Problem to work on ▸
Find the lines holding the word "heat" and collect them.
--- Start of Given information ---
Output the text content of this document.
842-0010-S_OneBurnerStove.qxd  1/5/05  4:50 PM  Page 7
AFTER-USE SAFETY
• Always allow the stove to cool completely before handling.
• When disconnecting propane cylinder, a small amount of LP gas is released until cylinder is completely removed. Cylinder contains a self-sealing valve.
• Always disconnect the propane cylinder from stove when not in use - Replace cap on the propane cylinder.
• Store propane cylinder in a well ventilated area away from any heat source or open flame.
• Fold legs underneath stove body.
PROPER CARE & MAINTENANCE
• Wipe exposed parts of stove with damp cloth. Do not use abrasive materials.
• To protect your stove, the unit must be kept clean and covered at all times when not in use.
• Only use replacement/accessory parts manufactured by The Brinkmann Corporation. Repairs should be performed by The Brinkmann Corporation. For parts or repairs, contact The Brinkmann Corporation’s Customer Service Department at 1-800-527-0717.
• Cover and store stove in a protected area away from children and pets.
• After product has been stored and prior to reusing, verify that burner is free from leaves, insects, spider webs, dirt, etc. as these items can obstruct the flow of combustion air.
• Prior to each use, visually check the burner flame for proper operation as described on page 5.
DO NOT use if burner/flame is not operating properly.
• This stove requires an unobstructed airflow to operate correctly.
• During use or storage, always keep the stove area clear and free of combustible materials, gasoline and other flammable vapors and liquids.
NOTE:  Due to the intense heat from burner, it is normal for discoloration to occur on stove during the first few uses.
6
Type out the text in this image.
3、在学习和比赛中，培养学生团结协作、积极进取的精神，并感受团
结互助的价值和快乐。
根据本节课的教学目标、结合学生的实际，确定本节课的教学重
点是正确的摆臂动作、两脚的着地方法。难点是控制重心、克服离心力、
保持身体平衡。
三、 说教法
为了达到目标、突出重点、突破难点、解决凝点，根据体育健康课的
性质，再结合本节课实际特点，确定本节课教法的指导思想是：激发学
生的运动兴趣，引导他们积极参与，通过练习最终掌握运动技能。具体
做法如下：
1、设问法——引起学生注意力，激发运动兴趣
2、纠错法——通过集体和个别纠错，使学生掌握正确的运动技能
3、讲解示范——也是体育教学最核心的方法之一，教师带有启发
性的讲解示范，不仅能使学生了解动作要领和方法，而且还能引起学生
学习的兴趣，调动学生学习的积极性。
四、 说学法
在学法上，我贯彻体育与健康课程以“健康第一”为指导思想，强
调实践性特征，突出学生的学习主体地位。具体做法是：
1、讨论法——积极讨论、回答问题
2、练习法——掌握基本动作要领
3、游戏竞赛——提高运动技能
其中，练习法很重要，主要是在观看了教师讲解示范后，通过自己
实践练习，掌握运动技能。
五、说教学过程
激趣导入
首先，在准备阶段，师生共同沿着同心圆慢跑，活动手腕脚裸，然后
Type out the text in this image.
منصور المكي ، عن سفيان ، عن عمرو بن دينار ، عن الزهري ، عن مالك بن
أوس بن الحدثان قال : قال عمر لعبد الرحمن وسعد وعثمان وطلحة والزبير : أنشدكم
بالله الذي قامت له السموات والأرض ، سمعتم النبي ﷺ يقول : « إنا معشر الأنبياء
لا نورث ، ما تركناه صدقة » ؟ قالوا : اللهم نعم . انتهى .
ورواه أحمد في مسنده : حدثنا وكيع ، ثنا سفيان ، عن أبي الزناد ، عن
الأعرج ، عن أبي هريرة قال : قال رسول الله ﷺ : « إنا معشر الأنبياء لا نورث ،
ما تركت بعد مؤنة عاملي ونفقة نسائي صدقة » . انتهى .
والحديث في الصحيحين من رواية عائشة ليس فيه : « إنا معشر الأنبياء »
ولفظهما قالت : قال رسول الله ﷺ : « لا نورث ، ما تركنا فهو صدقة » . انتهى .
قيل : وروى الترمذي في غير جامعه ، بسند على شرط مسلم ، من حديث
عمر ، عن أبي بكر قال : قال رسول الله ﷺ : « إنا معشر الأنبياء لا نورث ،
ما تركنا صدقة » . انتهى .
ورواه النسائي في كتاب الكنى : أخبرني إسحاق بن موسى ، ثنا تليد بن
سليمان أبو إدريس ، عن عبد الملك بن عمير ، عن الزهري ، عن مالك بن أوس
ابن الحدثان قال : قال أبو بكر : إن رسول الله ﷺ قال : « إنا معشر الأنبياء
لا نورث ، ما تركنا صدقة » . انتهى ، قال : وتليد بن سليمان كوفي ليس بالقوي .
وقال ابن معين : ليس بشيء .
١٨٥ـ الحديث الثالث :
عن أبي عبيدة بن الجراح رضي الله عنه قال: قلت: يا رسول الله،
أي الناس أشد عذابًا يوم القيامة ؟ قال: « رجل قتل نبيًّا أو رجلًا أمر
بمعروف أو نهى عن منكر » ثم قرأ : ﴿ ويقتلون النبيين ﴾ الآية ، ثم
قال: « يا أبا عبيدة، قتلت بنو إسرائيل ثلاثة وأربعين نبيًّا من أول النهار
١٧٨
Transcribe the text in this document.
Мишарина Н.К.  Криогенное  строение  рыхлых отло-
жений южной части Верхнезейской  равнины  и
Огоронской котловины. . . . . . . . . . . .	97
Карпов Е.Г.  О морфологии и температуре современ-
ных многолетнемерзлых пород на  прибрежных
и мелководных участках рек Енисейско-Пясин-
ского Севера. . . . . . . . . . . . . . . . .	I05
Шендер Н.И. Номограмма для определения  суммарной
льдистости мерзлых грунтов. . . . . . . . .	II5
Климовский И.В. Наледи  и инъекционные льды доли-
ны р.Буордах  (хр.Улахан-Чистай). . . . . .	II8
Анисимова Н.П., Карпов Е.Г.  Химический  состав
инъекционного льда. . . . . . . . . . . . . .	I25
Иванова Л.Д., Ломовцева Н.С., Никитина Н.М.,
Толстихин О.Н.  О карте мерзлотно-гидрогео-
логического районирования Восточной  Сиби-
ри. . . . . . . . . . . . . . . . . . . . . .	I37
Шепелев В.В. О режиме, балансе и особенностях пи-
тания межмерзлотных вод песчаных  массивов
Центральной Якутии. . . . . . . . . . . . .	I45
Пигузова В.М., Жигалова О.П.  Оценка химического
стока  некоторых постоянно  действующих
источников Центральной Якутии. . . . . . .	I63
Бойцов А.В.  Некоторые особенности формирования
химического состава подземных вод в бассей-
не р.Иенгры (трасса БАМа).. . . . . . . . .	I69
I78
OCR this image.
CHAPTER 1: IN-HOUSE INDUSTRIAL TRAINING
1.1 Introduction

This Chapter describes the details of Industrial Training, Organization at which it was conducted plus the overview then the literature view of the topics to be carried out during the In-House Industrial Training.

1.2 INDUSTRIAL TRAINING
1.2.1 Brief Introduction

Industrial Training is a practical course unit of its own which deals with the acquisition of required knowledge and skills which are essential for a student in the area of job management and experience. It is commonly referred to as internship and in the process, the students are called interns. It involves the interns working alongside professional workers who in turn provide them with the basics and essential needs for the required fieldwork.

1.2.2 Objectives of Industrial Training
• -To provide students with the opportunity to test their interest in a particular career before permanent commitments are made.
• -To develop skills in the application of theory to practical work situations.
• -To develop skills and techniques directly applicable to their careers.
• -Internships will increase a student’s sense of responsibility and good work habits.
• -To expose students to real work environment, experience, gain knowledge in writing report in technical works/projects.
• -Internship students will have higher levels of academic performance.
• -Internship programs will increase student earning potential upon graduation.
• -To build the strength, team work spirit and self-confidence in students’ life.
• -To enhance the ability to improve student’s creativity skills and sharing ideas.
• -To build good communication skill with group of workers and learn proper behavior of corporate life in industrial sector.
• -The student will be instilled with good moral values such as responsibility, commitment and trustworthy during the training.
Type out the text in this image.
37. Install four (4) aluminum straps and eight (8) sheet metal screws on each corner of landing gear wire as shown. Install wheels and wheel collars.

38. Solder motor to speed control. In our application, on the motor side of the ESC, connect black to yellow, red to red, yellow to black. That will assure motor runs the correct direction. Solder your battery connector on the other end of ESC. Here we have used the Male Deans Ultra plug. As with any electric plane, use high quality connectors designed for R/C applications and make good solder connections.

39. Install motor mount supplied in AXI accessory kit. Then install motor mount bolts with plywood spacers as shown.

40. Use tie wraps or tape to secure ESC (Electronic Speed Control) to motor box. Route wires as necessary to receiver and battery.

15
--- End of Given information ---
Written answer ▸
• Store propane cylinder in a well ventilated area away from any heat source or open flame.
NOTE:  Due to the intense heat from burner, it is normal for discoloration to occur on stove during the first few uses.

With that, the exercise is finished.